> _Task description_
From the entries below, pull out each line where "happy" appears.
--- BEGIN Dataset extract ---
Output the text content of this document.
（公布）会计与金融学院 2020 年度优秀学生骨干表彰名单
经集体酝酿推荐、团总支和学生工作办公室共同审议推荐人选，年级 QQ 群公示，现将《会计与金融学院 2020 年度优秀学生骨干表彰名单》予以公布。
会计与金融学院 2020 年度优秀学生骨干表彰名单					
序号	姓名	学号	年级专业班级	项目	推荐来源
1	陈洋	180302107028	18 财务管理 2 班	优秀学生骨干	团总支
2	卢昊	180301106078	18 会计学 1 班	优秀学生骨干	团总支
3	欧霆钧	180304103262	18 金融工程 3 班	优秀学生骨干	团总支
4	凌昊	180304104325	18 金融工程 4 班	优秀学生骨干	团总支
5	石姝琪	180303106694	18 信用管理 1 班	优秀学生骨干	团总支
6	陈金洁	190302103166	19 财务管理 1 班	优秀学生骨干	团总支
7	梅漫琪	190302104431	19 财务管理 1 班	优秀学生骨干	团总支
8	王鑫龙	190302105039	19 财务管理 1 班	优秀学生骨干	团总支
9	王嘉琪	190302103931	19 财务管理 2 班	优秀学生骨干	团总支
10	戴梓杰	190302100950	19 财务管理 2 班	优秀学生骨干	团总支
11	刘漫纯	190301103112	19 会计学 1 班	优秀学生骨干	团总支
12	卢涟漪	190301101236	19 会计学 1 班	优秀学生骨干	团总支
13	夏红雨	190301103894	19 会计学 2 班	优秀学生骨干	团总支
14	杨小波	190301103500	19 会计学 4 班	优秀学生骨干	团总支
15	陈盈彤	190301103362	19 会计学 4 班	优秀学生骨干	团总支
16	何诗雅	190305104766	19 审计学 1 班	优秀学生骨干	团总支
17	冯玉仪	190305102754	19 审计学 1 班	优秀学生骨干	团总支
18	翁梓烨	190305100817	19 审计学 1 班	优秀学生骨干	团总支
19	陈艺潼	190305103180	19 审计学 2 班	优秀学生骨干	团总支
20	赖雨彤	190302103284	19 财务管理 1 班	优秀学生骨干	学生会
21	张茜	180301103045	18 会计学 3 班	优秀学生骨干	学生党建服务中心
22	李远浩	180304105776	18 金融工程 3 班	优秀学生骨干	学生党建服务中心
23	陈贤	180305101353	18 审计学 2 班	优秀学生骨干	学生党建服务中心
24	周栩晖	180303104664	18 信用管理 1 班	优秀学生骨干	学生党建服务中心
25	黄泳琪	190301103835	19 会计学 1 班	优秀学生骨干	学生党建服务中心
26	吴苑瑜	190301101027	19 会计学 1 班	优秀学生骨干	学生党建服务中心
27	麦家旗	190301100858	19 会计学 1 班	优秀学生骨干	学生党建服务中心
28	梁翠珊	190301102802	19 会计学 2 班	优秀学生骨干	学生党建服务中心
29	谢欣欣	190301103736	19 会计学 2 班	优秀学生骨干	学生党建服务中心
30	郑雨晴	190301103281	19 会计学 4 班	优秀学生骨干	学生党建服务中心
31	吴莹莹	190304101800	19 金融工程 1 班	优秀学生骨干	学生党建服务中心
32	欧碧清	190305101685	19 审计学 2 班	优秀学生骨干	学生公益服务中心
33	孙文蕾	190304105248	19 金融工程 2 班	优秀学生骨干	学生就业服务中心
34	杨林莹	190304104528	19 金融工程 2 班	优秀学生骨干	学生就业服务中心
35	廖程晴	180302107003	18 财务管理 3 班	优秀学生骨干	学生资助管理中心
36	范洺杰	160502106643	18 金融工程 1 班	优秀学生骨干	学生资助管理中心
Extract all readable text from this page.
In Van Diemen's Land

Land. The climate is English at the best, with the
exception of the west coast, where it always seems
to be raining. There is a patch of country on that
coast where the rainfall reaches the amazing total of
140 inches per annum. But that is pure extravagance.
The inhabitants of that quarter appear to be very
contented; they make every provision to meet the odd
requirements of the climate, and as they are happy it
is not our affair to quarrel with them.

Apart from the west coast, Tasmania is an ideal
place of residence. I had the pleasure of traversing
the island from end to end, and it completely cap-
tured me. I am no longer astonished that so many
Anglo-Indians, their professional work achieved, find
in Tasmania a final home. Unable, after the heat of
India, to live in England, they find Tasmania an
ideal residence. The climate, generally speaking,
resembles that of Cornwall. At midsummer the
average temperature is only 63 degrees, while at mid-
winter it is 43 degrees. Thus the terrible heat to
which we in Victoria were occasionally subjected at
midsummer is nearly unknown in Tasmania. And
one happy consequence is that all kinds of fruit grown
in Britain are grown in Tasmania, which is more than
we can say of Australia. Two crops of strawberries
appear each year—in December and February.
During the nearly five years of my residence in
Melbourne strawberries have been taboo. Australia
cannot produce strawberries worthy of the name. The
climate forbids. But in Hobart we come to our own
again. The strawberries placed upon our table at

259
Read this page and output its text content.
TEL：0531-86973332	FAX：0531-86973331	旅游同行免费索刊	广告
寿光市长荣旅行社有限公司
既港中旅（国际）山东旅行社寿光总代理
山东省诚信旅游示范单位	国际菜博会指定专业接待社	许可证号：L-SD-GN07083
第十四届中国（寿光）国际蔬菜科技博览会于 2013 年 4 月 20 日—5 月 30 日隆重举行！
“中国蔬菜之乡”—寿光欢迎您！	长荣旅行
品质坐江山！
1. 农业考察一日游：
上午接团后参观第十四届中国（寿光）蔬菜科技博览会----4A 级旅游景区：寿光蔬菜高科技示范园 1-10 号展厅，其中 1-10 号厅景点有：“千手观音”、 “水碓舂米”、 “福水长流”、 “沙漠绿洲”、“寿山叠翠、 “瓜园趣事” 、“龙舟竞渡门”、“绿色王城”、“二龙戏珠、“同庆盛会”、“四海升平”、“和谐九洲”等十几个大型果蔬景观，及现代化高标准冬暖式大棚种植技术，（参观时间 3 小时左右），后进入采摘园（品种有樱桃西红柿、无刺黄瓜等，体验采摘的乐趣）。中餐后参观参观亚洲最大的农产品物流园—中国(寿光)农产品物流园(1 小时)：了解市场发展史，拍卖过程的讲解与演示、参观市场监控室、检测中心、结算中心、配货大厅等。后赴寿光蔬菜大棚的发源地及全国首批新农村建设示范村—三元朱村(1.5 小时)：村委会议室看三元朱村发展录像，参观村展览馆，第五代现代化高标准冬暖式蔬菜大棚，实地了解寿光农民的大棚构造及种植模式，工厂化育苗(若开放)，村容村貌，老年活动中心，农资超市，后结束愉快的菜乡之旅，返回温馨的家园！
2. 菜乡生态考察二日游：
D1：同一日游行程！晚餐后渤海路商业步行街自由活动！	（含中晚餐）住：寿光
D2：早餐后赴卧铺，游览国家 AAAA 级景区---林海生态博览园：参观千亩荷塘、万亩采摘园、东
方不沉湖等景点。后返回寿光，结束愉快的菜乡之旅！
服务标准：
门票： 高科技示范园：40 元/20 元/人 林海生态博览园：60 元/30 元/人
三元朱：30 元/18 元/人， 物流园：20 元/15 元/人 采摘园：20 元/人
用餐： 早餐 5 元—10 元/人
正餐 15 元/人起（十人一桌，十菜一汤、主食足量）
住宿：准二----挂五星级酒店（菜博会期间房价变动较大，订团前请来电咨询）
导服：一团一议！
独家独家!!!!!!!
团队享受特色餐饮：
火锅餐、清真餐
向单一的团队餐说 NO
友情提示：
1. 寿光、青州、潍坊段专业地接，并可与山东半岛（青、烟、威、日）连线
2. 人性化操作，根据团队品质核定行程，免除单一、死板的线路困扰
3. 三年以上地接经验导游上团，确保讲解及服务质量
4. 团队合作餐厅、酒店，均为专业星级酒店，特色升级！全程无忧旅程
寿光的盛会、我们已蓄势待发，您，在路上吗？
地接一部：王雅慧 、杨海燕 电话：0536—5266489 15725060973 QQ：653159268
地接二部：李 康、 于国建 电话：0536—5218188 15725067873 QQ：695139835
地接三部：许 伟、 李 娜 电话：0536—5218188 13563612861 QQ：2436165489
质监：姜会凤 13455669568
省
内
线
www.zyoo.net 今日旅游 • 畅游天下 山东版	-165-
--- END Dataset extract ---
> _Full response_
requirements of the climate, and as they are happy it
one happy consequence is that all kinds of fruit grown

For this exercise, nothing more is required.